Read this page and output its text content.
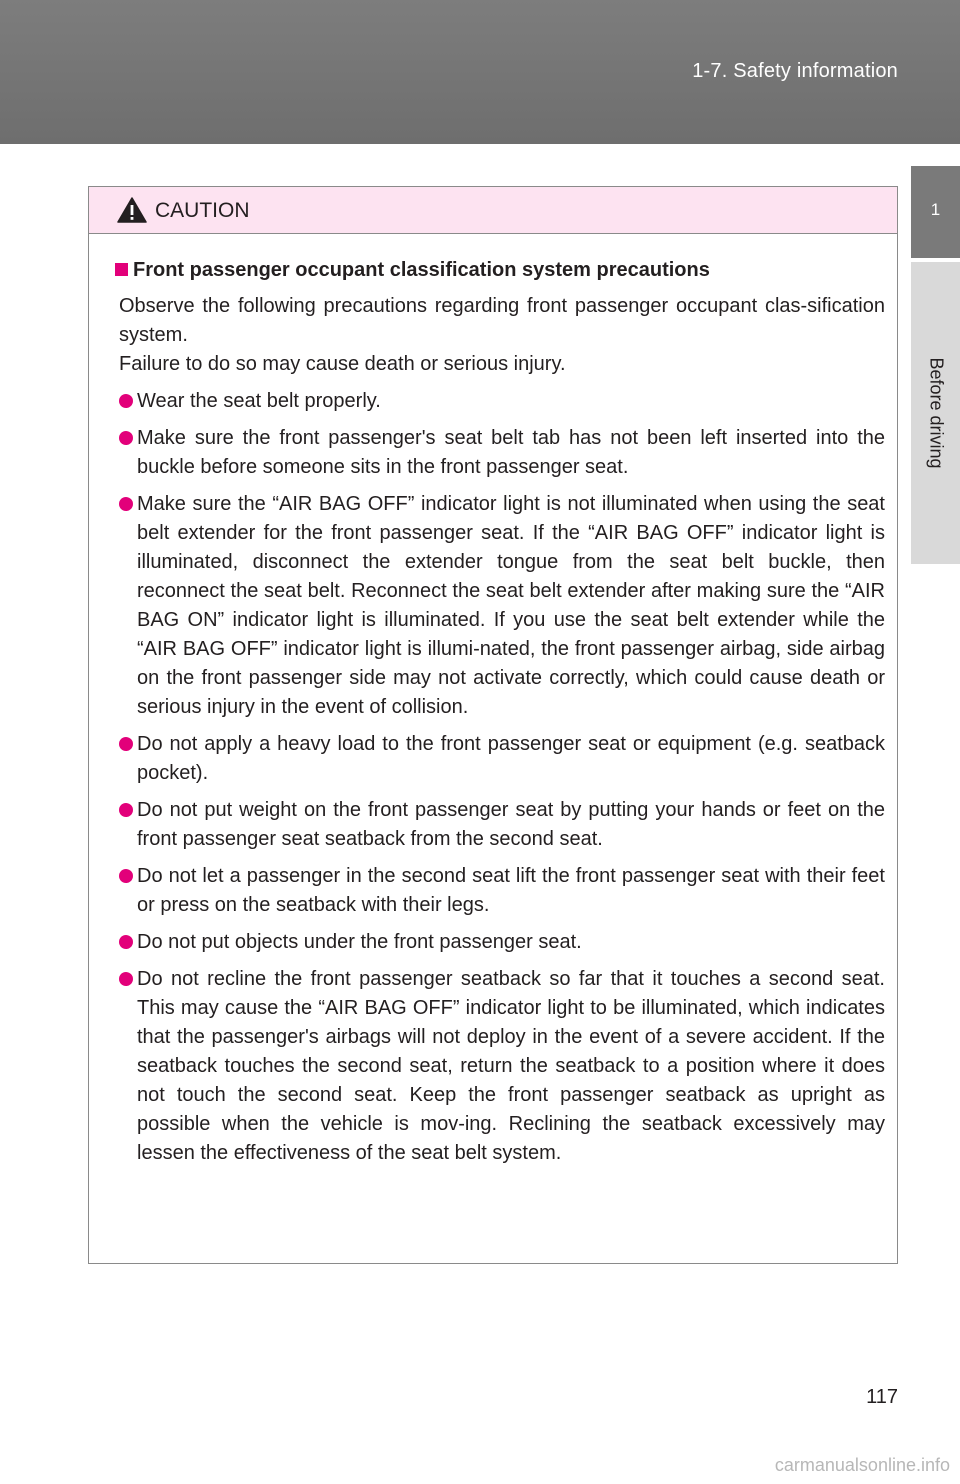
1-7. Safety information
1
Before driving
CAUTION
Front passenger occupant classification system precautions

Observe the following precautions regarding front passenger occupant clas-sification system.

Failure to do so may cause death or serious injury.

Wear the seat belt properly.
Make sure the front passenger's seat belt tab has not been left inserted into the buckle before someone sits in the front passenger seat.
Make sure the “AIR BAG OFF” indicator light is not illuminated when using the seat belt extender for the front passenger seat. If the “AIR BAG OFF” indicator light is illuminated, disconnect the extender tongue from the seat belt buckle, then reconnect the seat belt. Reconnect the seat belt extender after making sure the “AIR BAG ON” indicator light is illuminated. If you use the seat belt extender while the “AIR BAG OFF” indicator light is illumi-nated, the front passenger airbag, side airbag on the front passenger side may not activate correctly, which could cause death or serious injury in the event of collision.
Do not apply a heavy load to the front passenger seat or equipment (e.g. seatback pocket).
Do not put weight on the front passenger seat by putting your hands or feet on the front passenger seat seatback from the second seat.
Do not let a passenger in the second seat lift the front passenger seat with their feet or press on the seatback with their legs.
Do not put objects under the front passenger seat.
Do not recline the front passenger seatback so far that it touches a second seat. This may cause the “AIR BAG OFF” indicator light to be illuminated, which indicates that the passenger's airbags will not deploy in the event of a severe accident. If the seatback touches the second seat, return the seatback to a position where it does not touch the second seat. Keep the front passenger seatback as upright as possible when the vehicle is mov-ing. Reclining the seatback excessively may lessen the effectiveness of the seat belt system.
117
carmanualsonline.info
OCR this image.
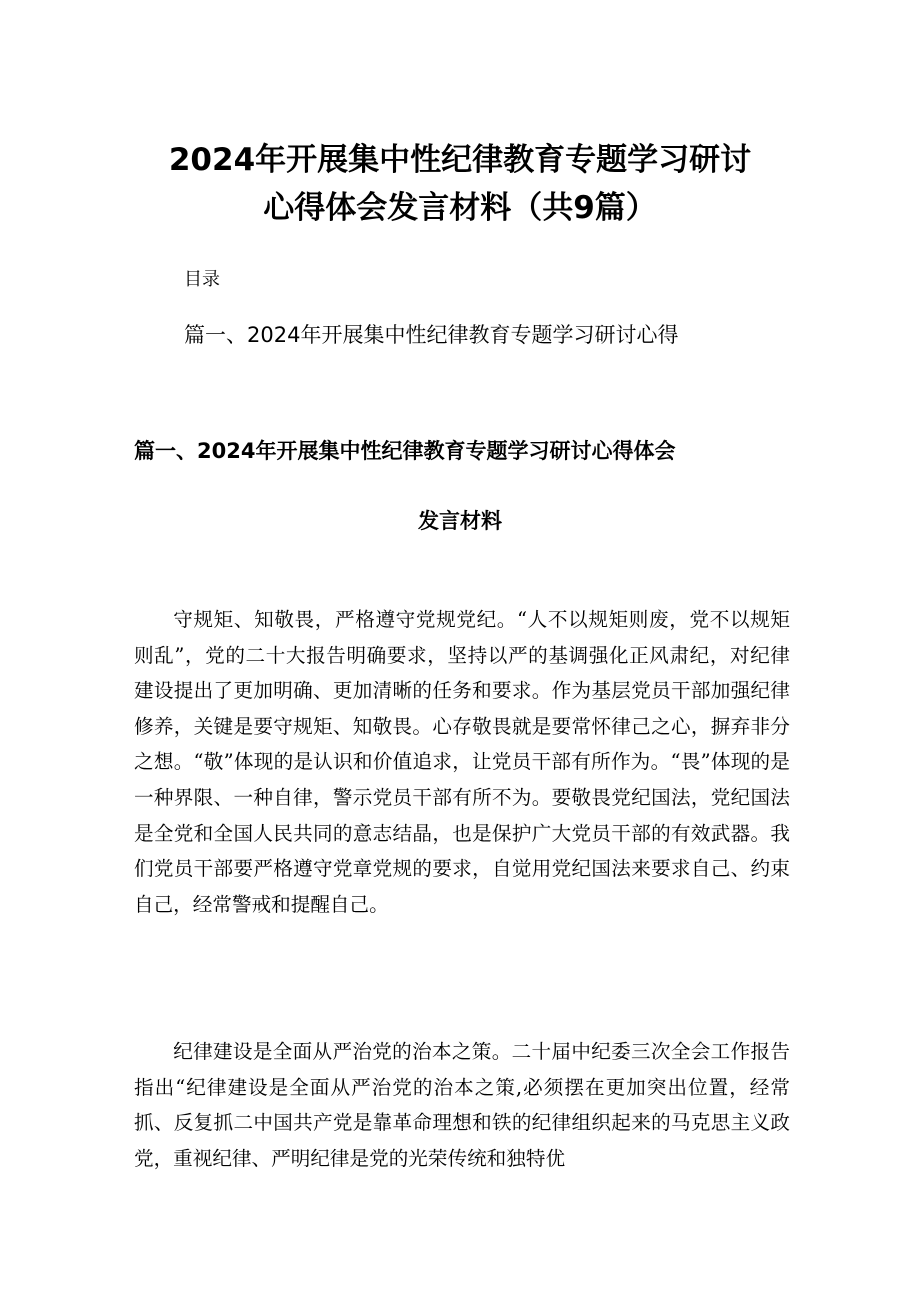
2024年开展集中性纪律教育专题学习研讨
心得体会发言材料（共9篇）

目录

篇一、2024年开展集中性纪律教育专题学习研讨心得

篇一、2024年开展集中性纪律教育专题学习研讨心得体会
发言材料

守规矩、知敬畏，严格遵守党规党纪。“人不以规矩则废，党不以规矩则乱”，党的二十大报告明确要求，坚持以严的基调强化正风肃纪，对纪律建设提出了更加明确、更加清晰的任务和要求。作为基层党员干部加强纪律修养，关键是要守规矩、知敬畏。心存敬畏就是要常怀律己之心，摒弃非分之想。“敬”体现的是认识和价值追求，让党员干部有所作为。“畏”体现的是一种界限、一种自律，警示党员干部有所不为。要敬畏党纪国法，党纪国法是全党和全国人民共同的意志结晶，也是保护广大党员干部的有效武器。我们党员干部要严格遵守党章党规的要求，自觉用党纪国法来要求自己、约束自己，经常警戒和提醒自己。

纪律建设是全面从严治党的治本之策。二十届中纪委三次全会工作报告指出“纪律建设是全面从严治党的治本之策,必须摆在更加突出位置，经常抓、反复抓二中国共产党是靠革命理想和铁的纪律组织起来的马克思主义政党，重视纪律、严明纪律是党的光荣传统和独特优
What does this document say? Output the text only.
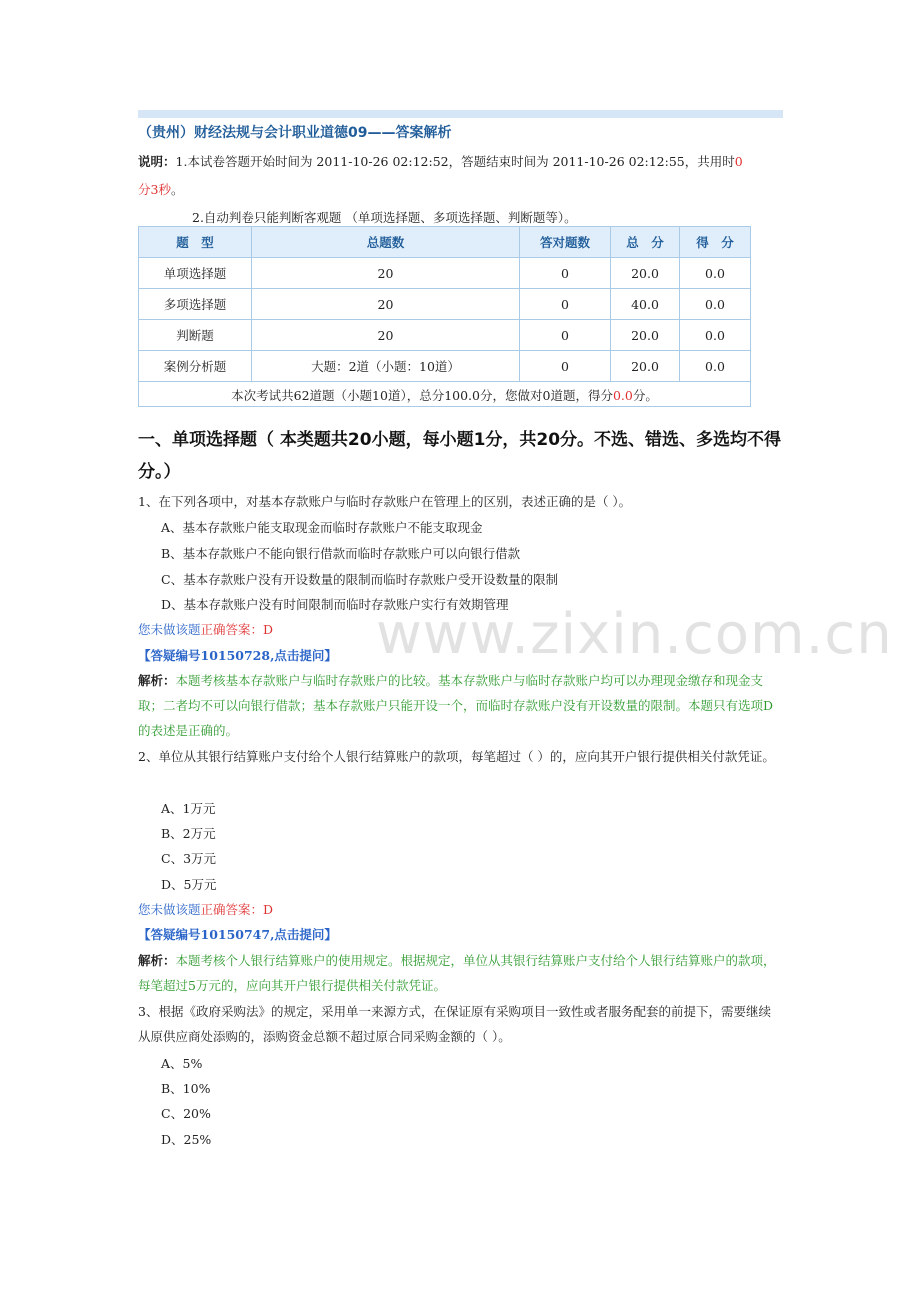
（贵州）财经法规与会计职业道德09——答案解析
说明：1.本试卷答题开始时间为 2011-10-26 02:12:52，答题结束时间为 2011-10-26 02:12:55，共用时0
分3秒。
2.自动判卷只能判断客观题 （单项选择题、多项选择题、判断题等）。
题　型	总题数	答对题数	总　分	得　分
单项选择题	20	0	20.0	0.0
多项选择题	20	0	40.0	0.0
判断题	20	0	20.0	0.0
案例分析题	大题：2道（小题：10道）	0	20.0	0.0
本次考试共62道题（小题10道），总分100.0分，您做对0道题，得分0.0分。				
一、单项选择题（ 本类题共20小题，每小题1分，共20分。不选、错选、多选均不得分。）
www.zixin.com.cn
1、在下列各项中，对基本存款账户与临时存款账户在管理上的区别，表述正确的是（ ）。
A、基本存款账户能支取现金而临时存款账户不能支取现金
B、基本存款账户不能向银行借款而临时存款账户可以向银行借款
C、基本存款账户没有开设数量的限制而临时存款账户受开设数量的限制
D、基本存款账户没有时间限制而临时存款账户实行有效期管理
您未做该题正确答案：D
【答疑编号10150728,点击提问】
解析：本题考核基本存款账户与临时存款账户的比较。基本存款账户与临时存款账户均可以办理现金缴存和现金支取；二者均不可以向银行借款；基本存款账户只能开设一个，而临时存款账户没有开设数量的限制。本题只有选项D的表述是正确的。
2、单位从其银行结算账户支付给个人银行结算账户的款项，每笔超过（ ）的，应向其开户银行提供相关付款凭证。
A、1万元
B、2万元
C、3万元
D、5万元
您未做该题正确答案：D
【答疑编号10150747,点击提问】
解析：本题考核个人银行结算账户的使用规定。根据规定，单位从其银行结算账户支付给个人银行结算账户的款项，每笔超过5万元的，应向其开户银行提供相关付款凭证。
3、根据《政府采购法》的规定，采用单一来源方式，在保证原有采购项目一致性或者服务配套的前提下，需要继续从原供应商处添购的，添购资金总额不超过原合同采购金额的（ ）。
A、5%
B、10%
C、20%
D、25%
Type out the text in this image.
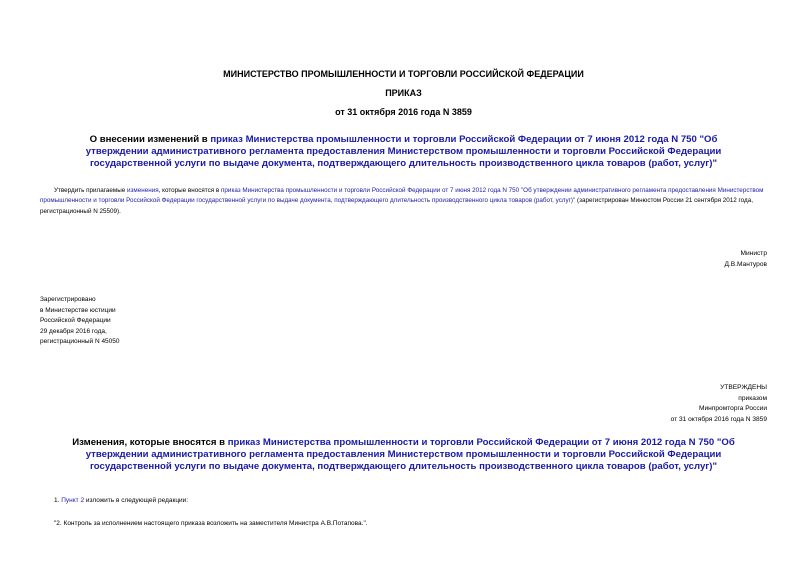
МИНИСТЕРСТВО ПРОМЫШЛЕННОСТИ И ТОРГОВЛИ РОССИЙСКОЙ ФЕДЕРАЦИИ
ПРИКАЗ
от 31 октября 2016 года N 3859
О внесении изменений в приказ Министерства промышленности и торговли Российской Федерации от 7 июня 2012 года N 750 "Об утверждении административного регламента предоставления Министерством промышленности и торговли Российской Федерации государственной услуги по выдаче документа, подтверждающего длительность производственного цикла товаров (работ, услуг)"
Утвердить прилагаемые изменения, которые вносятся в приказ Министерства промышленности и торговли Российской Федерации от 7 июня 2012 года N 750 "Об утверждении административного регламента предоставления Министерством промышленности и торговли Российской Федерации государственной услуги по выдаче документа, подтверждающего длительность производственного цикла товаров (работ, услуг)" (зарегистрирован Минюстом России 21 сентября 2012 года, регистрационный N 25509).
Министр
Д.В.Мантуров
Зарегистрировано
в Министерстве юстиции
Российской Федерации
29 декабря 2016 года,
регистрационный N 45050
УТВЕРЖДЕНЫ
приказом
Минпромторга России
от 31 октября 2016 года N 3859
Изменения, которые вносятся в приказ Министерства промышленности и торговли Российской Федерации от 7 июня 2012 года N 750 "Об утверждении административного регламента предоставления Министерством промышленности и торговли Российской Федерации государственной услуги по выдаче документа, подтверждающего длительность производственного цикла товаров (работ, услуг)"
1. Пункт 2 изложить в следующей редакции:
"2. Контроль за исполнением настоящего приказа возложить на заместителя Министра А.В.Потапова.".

__Task to complete__
Return the material exactly as given, apart from the pictures.

__Result of this exercise__
Read this page and output its text content.
1-7. Safety information
1
Before driving
CAUTION
Front passenger occupant classification system precautions

Observe the following precautions regarding front passenger occupant clas-sification system.

Failure to do so may cause death or serious injury.

Wear the seat belt properly.
Make sure the front passenger's seat belt tab has not been left inserted into the buckle before someone sits in the front passenger seat.
Make sure the “AIR BAG OFF” indicator light is not illuminated when using the seat belt extender for the front passenger seat. If the “AIR BAG OFF” indicator light is illuminated, disconnect the extender tongue from the seat belt buckle, then reconnect the seat belt. Reconnect the seat belt extender after making sure the “AIR BAG ON” indicator light is illuminated. If you use the seat belt extender while the “AIR BAG OFF” indicator light is illumi-nated, the front passenger airbag, side airbag on the front passenger side may not activate correctly, which could cause death or serious injury in the event of collision.
Do not apply a heavy load to the front passenger seat or equipment (e.g. seatback pocket).
Do not put weight on the front passenger seat by putting your hands or feet on the front passenger seat seatback from the second seat.
Do not let a passenger in the second seat lift the front passenger seat with their feet or press on the seatback with their legs.
Do not put objects under the front passenger seat.
Do not recline the front passenger seatback so far that it touches a second seat. This may cause the “AIR BAG OFF” indicator light to be illuminated, which indicates that the passenger's airbags will not deploy in the event of a severe accident. If the seatback touches the second seat, return the seatback to a position where it does not touch the second seat. Keep the front passenger seatback as upright as possible when the vehicle is mov-ing. Reclining the seatback excessively may lessen the effectiveness of the seat belt system.
117
carmanualsonline.info
OCR this image.
2024年开展集中性纪律教育专题学习研讨
心得体会发言材料（共9篇）

目录

篇一、2024年开展集中性纪律教育专题学习研讨心得

篇一、2024年开展集中性纪律教育专题学习研讨心得体会
发言材料

守规矩、知敬畏，严格遵守党规党纪。“人不以规矩则废，党不以规矩则乱”，党的二十大报告明确要求，坚持以严的基调强化正风肃纪，对纪律建设提出了更加明确、更加清晰的任务和要求。作为基层党员干部加强纪律修养，关键是要守规矩、知敬畏。心存敬畏就是要常怀律己之心，摒弃非分之想。“敬”体现的是认识和价值追求，让党员干部有所作为。“畏”体现的是一种界限、一种自律，警示党员干部有所不为。要敬畏党纪国法，党纪国法是全党和全国人民共同的意志结晶，也是保护广大党员干部的有效武器。我们党员干部要严格遵守党章党规的要求，自觉用党纪国法来要求自己、约束自己，经常警戒和提醒自己。

纪律建设是全面从严治党的治本之策。二十届中纪委三次全会工作报告指出“纪律建设是全面从严治党的治本之策,必须摆在更加突出位置，经常抓、反复抓二中国共产党是靠革命理想和铁的纪律组织起来的马克思主义政党，重视纪律、严明纪律是党的光荣传统和独特优
What does this document say? Output the text only.
（贵州）财经法规与会计职业道德09——答案解析
说明：1.本试卷答题开始时间为 2011-10-26 02:12:52，答题结束时间为 2011-10-26 02:12:55，共用时0
分3秒。
2.自动判卷只能判断客观题 （单项选择题、多项选择题、判断题等）。
题　型	总题数	答对题数	总　分	得　分
单项选择题	20	0	20.0	0.0
多项选择题	20	0	40.0	0.0
判断题	20	0	20.0	0.0
案例分析题	大题：2道（小题：10道）	0	20.0	0.0
本次考试共62道题（小题10道），总分100.0分，您做对0道题，得分0.0分。				
一、单项选择题（ 本类题共20小题，每小题1分，共20分。不选、错选、多选均不得分。）
www.zixin.com.cn
1、在下列各项中，对基本存款账户与临时存款账户在管理上的区别，表述正确的是（ ）。
A、基本存款账户能支取现金而临时存款账户不能支取现金
B、基本存款账户不能向银行借款而临时存款账户可以向银行借款
C、基本存款账户没有开设数量的限制而临时存款账户受开设数量的限制
D、基本存款账户没有时间限制而临时存款账户实行有效期管理
您未做该题正确答案：D
【答疑编号10150728,点击提问】
解析：本题考核基本存款账户与临时存款账户的比较。基本存款账户与临时存款账户均可以办理现金缴存和现金支取；二者均不可以向银行借款；基本存款账户只能开设一个，而临时存款账户没有开设数量的限制。本题只有选项D的表述是正确的。
2、单位从其银行结算账户支付给个人银行结算账户的款项，每笔超过（ ）的，应向其开户银行提供相关付款凭证。
A、1万元
B、2万元
C、3万元
D、5万元
您未做该题正确答案：D
【答疑编号10150747,点击提问】
解析：本题考核个人银行结算账户的使用规定。根据规定，单位从其银行结算账户支付给个人银行结算账户的款项，每笔超过5万元的，应向其开户银行提供相关付款凭证。
3、根据《政府采购法》的规定，采用单一来源方式，在保证原有采购项目一致性或者服务配套的前提下，需要继续从原供应商处添购的，添购资金总额不超过原合同采购金额的（ ）。
A、5%
B、10%
C、20%
D、25%
Type out the text in this image.
МИНИСТЕРСТВО ПРОМЫШЛЕННОСТИ И ТОРГОВЛИ РОССИЙСКОЙ ФЕДЕРАЦИИ
ПРИКАЗ
от 31 октября 2016 года N 3859
О внесении изменений в приказ Министерства промышленности и торговли Российской Федерации от 7 июня 2012 года N 750 "Об утверждении административного регламента предоставления Министерством промышленности и торговли Российской Федерации государственной услуги по выдаче документа, подтверждающего длительность производственного цикла товаров (работ, услуг)"
Утвердить прилагаемые изменения, которые вносятся в приказ Министерства промышленности и торговли Российской Федерации от 7 июня 2012 года N 750 "Об утверждении административного регламента предоставления Министерством промышленности и торговли Российской Федерации государственной услуги по выдаче документа, подтверждающего длительность производственного цикла товаров (работ, услуг)" (зарегистрирован Минюстом России 21 сентября 2012 года, регистрационный N 25509).
Министр
Д.В.Мантуров
Зарегистрировано
в Министерстве юстиции
Российской Федерации
29 декабря 2016 года,
регистрационный N 45050
УТВЕРЖДЕНЫ
приказом
Минпромторга России
от 31 октября 2016 года N 3859
Изменения, которые вносятся в приказ Министерства промышленности и торговли Российской Федерации от 7 июня 2012 года N 750 "Об утверждении административного регламента предоставления Министерством промышленности и торговли Российской Федерации государственной услуги по выдаче документа, подтверждающего длительность производственного цикла товаров (работ, услуг)"
1. Пункт 2 изложить в следующей редакции:
"2. Контроль за исполнением настоящего приказа возложить на заместителя Министра А.В.Потапова.".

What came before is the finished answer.